*** Opening of EXTRACTED TEXT ***

February 3, 2017

heart monthColumbia Mayor Pro Tem Clyde Ruffin officially named February as Columbia’s Heart Month at a community-wide mayoral proclamation hosted at University Hospital. At the event, University of Missouri Health Care, Boone Hospital Center and city leaders teamed up to raise awareness about the prevalence of heart disease.

“Cardiovascular disease is the single leading cause of death for both men and women in the United States,” said William Fay, MD director of the Division of Cardiovascular Medicine at MU Health Care. “At MU Health Care, our team of cardiovascular specialists works tirelessly to provide innovative, patient-centered care. We combine leading medical treatments like transcatheter aortic valve replacement and new technology like MRI-friendly defibrillators with education and outreach. It’s critically important that we know our risk for heart disease and how to prevent it.”

Since 1964, the American Heart Association has named February as American Heart Month to increase awareness about heart disease. According to the Centers for Disease Control and Prevention, every 43 seconds someone in the United States has a heart attack. The goal during American Heart Month is to raise awareness about both the risks for developing heart disease and what people can do to help prevent it.

*** Close of EXTRACTED TEXT ***
*** Opening of EXERCISE DATA ***

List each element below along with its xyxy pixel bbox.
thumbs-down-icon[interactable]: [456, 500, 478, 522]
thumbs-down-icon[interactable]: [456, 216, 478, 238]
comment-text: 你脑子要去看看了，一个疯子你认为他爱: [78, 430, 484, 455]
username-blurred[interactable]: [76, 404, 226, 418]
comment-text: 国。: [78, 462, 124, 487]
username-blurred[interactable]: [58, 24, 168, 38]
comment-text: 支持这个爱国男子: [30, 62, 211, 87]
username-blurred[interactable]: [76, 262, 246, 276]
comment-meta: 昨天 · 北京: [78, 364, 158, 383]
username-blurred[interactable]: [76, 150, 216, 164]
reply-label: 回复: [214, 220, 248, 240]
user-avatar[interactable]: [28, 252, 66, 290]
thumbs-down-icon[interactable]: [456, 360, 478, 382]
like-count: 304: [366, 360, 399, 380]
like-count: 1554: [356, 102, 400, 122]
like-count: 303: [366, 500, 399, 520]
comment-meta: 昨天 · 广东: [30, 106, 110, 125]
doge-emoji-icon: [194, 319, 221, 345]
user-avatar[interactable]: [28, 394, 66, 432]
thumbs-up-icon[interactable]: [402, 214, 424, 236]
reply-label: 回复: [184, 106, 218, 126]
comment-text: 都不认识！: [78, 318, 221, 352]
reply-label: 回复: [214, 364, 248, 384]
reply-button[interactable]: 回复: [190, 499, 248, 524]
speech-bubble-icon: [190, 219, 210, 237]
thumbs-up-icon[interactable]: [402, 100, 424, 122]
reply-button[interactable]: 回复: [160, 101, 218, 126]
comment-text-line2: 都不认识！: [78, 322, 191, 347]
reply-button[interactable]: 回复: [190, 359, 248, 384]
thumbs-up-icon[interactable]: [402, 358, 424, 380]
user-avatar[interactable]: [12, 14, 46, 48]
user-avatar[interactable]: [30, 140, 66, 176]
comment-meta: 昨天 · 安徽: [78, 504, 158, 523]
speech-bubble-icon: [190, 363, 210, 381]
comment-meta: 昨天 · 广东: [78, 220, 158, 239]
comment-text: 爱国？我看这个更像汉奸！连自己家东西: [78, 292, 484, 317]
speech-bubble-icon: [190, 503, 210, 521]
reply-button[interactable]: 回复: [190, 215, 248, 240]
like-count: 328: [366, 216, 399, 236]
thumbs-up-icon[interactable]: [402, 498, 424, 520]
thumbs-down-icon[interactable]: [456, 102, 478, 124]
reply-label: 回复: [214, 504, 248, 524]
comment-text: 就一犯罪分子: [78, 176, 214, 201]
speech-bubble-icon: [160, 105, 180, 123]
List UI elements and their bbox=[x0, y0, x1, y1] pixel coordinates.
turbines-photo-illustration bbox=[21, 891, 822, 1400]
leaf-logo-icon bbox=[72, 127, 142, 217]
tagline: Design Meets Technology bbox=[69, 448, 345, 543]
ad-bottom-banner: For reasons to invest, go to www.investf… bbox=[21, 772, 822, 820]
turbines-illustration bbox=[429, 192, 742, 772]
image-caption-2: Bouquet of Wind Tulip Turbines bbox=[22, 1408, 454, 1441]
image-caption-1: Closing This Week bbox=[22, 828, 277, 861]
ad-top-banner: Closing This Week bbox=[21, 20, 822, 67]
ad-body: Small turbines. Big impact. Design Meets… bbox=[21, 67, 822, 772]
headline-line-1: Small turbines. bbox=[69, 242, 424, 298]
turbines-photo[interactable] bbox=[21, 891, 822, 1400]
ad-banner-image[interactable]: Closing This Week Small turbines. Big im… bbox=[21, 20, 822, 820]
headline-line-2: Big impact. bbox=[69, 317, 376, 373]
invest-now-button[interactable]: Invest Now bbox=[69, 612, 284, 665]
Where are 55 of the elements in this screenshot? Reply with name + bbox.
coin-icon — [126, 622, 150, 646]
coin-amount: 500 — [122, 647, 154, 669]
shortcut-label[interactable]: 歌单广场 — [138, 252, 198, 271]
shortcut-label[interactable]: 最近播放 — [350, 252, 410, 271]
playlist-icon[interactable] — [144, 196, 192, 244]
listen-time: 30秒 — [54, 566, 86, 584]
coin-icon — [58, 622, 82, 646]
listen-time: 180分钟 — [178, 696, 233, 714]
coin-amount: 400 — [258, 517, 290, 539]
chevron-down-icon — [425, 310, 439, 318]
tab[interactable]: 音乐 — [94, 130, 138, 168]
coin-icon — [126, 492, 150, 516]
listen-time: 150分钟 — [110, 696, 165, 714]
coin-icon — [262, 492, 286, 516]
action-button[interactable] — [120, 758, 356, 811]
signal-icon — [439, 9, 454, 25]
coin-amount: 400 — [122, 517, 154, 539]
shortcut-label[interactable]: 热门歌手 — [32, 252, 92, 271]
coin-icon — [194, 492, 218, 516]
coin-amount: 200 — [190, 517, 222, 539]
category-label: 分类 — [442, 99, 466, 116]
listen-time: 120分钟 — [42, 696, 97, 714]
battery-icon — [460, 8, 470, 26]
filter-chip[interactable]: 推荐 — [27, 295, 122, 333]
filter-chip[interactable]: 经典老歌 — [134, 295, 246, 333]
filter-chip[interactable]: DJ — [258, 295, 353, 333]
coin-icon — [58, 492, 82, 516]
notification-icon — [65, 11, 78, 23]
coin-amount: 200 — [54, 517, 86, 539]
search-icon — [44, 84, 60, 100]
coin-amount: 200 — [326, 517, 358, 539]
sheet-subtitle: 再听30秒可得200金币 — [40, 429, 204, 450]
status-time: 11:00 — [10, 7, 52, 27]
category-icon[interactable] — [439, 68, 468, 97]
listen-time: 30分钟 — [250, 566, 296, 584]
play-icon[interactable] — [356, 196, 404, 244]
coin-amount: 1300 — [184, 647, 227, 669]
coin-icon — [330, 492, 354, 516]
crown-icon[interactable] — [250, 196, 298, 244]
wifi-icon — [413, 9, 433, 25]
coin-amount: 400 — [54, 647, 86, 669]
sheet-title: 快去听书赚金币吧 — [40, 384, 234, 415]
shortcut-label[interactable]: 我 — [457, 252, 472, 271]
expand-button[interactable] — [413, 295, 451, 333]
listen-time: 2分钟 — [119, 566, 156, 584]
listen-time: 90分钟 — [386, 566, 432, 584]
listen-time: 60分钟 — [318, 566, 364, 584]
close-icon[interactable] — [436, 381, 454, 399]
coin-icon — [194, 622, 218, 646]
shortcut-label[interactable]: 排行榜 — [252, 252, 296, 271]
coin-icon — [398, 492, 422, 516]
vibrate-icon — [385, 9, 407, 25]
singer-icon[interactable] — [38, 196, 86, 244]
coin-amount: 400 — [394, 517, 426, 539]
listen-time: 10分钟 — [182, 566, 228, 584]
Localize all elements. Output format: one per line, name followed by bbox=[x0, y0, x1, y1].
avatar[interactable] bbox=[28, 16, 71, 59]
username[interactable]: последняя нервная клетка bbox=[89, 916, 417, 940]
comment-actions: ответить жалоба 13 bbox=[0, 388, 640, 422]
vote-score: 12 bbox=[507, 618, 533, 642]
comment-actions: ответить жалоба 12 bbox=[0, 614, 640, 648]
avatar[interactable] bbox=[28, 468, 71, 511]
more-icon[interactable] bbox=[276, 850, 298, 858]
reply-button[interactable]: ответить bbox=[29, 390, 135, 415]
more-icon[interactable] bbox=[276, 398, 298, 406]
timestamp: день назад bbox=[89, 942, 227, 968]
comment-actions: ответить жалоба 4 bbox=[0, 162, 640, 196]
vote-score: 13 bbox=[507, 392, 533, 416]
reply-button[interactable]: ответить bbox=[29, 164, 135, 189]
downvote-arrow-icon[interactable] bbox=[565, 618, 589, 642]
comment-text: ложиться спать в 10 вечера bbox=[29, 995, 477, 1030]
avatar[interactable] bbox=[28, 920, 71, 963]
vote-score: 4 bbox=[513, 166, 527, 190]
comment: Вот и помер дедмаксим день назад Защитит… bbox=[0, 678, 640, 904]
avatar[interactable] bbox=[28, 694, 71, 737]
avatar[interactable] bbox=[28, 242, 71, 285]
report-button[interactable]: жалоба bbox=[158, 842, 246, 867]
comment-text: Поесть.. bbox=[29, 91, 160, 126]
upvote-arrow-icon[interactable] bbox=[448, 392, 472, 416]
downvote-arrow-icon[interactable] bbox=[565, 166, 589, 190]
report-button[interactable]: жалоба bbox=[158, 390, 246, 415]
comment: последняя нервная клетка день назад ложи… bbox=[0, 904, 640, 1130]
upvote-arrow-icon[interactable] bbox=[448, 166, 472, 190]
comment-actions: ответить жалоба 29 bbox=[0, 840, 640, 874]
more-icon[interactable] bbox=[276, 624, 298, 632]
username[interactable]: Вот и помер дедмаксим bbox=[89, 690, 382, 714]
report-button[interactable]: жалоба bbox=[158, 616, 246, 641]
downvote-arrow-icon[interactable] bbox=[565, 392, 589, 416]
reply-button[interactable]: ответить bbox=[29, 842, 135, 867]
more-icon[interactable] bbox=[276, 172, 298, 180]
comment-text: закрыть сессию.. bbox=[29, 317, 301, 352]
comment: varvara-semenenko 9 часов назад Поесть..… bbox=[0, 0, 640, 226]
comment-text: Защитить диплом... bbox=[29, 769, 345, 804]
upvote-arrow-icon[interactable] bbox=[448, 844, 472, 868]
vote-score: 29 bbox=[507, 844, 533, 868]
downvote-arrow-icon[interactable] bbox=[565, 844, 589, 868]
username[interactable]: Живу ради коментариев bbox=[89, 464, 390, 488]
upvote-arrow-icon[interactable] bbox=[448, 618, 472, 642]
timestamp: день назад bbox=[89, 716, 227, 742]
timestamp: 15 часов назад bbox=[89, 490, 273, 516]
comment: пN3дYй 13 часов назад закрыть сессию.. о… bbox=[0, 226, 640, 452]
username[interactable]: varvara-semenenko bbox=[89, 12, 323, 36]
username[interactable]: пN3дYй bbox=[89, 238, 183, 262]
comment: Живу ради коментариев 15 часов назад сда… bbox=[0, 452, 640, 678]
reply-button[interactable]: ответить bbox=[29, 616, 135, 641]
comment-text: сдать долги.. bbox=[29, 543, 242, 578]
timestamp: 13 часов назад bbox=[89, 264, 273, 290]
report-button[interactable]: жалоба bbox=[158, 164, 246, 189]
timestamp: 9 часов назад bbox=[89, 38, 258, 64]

*** Close of EXERCISE DATA ***

» **TO DO**: Can you copy the Heart Month article from the words "Since 1964, the" through "help prevent it.", swapping "American Heart Association" for "AHA"?

» **REPLY**:
Since 1964, the AHA has named February as American Heart Month to increase awareness about heart disease. According to the Centers for Disease Control and Prevention, every 43 seconds someone in the United States has a heart attack. The goal during American Heart Month is to raise awareness about both the risks for developing heart disease and what people can do to help prevent it.